------ Records provided

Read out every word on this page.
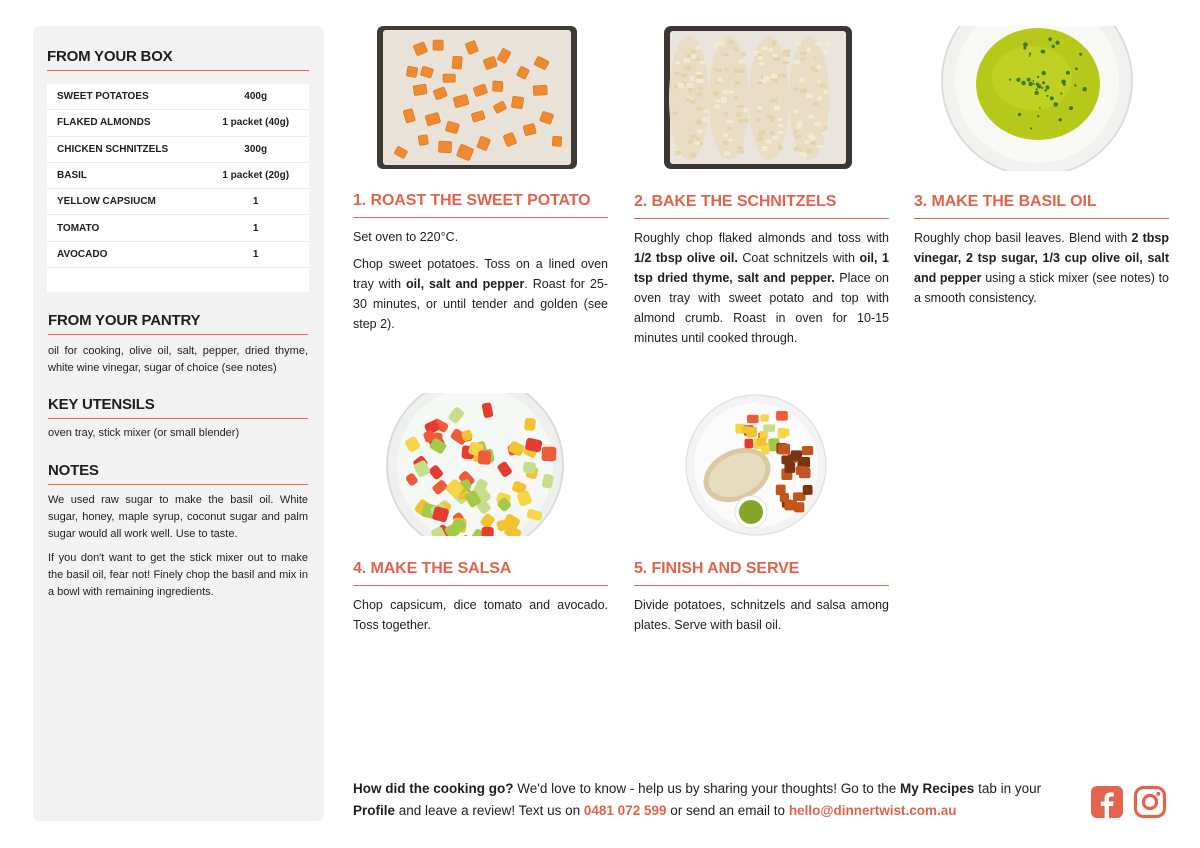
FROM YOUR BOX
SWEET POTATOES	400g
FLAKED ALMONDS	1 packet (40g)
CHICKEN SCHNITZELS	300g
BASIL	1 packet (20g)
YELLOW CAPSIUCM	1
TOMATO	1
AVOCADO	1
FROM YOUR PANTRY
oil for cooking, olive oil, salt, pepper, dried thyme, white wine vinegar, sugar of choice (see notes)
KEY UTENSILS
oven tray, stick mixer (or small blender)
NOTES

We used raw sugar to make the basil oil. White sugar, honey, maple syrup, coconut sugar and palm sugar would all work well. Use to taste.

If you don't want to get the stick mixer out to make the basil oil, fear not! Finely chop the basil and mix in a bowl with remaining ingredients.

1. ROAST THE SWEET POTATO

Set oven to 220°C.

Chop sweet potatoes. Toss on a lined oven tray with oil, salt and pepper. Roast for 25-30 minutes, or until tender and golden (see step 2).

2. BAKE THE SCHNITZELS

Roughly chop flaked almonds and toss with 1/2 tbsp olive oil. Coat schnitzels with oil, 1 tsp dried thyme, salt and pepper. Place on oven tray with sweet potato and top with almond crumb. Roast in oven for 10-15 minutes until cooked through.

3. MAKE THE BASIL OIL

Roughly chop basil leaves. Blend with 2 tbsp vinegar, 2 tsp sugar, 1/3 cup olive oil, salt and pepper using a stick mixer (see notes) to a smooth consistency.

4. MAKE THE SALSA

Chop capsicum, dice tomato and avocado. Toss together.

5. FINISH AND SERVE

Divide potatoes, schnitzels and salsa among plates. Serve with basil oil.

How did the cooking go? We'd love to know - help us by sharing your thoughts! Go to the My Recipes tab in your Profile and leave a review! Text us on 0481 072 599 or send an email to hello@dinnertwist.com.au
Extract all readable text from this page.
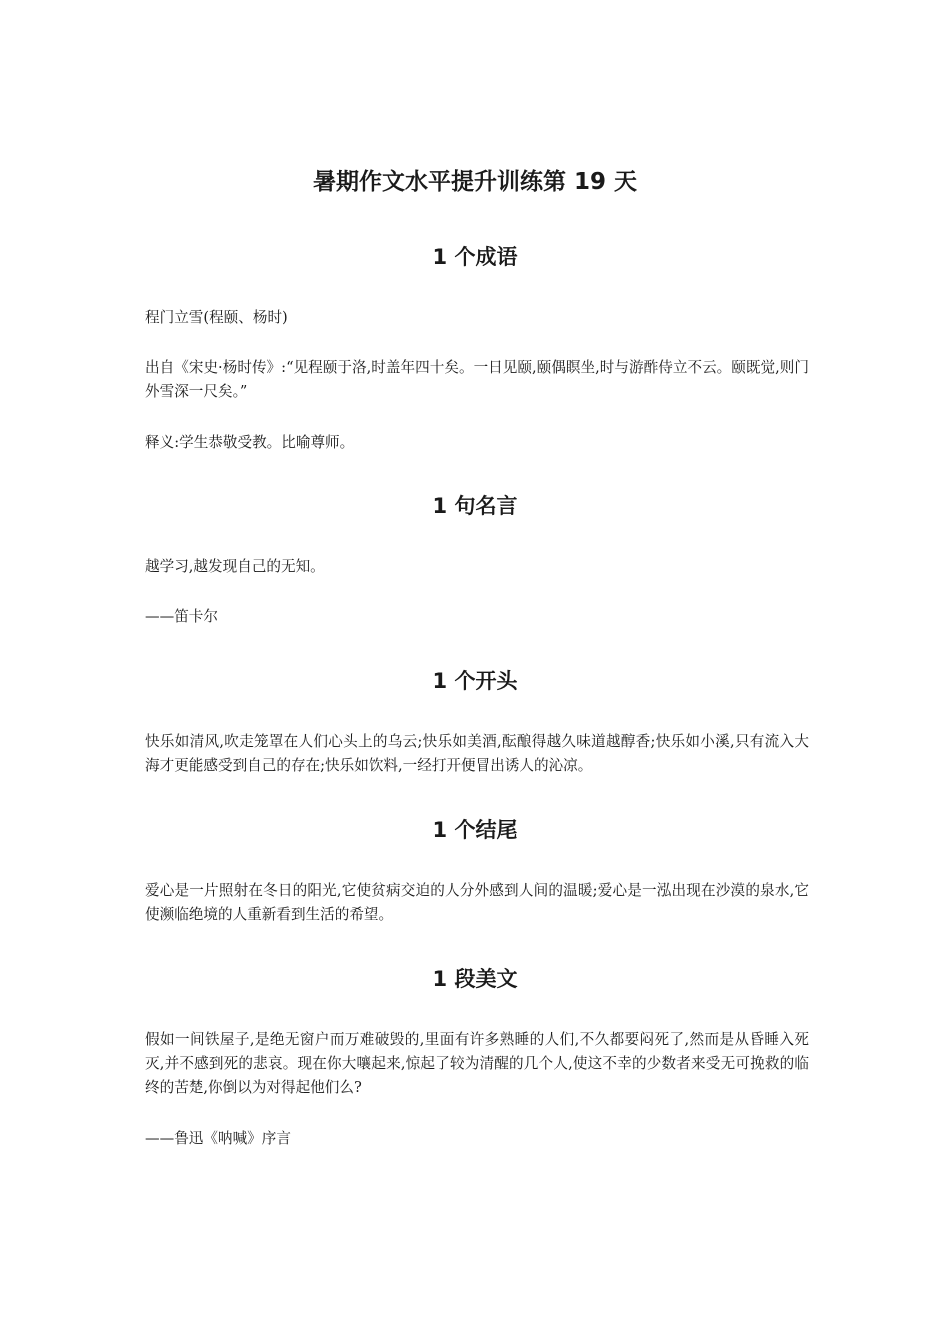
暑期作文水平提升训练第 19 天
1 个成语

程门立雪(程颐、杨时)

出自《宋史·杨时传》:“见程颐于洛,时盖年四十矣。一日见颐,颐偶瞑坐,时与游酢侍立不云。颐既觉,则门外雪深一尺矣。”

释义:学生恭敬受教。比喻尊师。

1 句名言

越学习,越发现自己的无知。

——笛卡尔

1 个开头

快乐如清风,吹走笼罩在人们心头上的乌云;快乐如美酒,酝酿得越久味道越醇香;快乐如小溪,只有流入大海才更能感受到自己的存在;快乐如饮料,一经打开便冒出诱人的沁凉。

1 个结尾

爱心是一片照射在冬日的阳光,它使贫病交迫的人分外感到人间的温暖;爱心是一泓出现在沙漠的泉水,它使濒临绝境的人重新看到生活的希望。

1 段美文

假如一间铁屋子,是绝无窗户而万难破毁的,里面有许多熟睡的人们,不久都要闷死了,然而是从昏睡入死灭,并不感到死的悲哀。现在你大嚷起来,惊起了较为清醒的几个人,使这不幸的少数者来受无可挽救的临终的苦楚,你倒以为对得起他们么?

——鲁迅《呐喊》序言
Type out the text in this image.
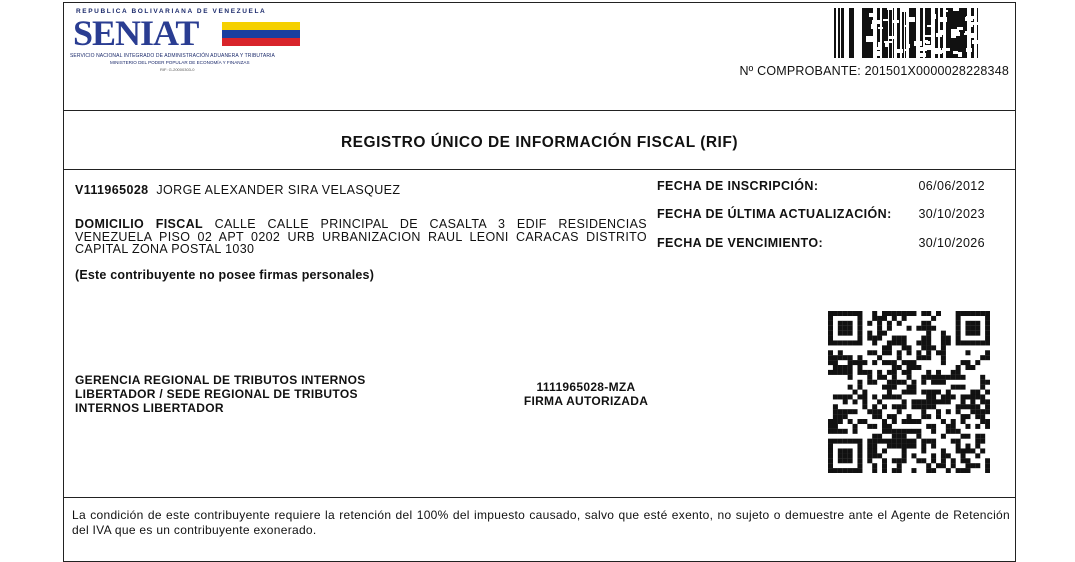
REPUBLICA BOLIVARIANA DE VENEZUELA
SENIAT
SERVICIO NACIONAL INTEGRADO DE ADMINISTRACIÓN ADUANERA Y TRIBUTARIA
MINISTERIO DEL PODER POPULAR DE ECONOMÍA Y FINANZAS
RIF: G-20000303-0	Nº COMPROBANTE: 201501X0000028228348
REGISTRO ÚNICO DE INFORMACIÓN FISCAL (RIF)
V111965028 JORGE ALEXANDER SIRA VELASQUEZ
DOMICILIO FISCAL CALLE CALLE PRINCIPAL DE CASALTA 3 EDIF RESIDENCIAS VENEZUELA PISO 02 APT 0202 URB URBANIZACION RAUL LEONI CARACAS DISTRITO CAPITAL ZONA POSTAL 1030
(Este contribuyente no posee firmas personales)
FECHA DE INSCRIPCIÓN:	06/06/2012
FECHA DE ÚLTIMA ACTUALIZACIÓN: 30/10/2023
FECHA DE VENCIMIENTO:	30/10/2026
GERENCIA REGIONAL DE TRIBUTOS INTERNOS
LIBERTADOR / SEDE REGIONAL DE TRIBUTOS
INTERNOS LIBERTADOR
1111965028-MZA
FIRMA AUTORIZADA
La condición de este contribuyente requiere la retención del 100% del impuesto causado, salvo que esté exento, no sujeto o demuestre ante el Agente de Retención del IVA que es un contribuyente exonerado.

------------

> Goal: Everything from the line with "Type out the text in this image." through the final line of the records above should be written out exactly, minus the pictures.

> Solution to the problem:
Type out the text in this image.
REPUBLICA BOLIVARIANA DE VENEZUELA
SENIAT
SERVICIO NACIONAL INTEGRADO DE ADMINISTRACIÓN ADUANERA Y TRIBUTARIA
MINISTERIO DEL PODER POPULAR DE ECONOMÍA Y FINANZAS
RIF: G-20000303-0	Nº COMPROBANTE: 201501X0000028228348
REGISTRO ÚNICO DE INFORMACIÓN FISCAL (RIF)
V111965028 JORGE ALEXANDER SIRA VELASQUEZ
DOMICILIO FISCAL CALLE CALLE PRINCIPAL DE CASALTA 3 EDIF RESIDENCIAS VENEZUELA PISO 02 APT 0202 URB URBANIZACION RAUL LEONI CARACAS DISTRITO CAPITAL ZONA POSTAL 1030
(Este contribuyente no posee firmas personales)
FECHA DE INSCRIPCIÓN:	06/06/2012
FECHA DE ÚLTIMA ACTUALIZACIÓN: 30/10/2023
FECHA DE VENCIMIENTO:	30/10/2026
GERENCIA REGIONAL DE TRIBUTOS INTERNOS
LIBERTADOR / SEDE REGIONAL DE TRIBUTOS
INTERNOS LIBERTADOR
1111965028-MZA
FIRMA AUTORIZADA
La condición de este contribuyente requiere la retención del 100% del impuesto causado, salvo que esté exento, no sujeto o demuestre ante el Agente de Retención del IVA que es un contribuyente exonerado.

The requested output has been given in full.